Page excerpt
++++

Your error comes from the fact that you need to pass to withColumn
a Column
object.
Here are two ways to add your dates as a new column on a Spark DataFrame
(join made using order of records in each), depending on the size of your dates data.
1) If you manipulate a small dataset
A concise way to achieve it is to apply a UDF to a monotically increasing id:
from pyspark.sql.functions import udf, monotonically_increasing_id
df = [...] # 10 records
dates = [2017, 2018, 2018, 2018, 2019, 2019, 2019, 2020, 2020, 2020]
df = df.repartition(1).withColumn(
"YEARS",
udf(lambda id: dates[id])(monotonically_increasing_id()))
df.show()
outputs:
+---+-----+
|...|YEARS|
+---+-----+
|...| 2017|
|...| 2018|
|...| 2018|
|...| 2018|
|...| 2019|
|...| 2019|
|...| 2019|
|...| 2020|
|...| 2020|
|...| 2020|
+---+-----+
Note: The .repartition(1)
ensures that the generated ids are consecutive. This repartitioning to a single partition can be avoided if you have another way to map each record to a value in dates
(like a previously built id column).
In this use case, as we expect that the Python list object is quite small, it implies that your DataFrame is also quite small, so this repartitioning is not a big deal.
/!\ Why it will not scale if the dataframe and the python list are too big:
- repartitionings of the dataframe are needed, leading to shuffles/exchanges that are expensive
- the
.repartition(1)
may lead to the generation of a very massive partition that can be very slow to process (because it is huge and because if it does not fit in execution memory it may imply many additional disk I/O to spill RDD blocks to disk), or make the job crash with an OutOfMemoryError
.
- the python list is captured by the udf (by the lambda closure), meaning that it will be broadcasted to each executor of your cluster
2) If you manipulate a dataset with size > millions of rows
Here is another approach that allow to deal way better with millions of rows by manipulate ids and dates columns with pandas and avoid any repartitioning of the Spark DataFrame
.

++++

Entries

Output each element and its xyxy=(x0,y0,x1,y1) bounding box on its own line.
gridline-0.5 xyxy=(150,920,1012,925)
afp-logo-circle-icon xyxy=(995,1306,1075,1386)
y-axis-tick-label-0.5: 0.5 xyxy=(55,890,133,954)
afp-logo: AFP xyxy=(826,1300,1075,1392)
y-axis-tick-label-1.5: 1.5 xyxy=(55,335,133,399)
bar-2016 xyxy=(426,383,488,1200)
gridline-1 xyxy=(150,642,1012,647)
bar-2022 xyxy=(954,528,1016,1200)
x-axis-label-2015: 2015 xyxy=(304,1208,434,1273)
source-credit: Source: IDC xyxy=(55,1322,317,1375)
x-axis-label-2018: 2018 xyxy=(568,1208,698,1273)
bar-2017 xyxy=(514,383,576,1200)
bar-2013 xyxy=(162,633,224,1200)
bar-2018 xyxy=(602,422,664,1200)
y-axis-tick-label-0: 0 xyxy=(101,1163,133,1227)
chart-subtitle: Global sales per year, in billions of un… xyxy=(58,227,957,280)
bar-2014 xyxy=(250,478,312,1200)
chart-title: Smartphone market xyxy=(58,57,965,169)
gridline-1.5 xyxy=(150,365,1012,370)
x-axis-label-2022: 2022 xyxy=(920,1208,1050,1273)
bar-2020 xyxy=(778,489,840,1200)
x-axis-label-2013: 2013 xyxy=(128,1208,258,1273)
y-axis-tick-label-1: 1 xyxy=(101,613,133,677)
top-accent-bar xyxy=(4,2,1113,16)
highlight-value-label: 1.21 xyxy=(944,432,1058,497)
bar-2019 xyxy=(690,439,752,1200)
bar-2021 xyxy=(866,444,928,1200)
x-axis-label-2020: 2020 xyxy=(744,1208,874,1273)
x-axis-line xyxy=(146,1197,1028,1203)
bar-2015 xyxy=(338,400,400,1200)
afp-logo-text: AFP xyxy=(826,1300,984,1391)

++++

Continue the answer on adding a dates column to a Spark DataFrame, starting right after its last sentence.

The reply
Can be done like this:
import pandas as pd
from pyspark.sql.functions import monotonically_increasing_id
from pyspark.sql.session import SparkSession
spark = SparkSession.builder.getOrCreate()
# some spark DataFrame of length N
df = [...]
# generate monotically increasing ids (not consecutive) without repartitioning the Spark DataFrame.
df = df.withColumn("id", monotonically_increasing_id())
# get generated ids (not consecutive) as a mono-column pandas DataFrame
spark_df_ids = df.select("id").toPandas()
# some python list of length N
dates = [2017, 2018, 2018, 2018, 2019, ..., 2019, 2019, 2020, 2020, 2020]
# build pandas DataFrame from dates
dates_pandas_df = pd.DataFrame(dates, columns=["YEARS"])
# append the id column to the dates in pandas
dates_and_ids_pandas_df = dates_pandas_df.join(spark_df_ids)
# convert from pandas DataFrame to spark DataFrame
dates_and_ids_spark_df = spark.createDataFrame(dates_and_ids_pandas_df)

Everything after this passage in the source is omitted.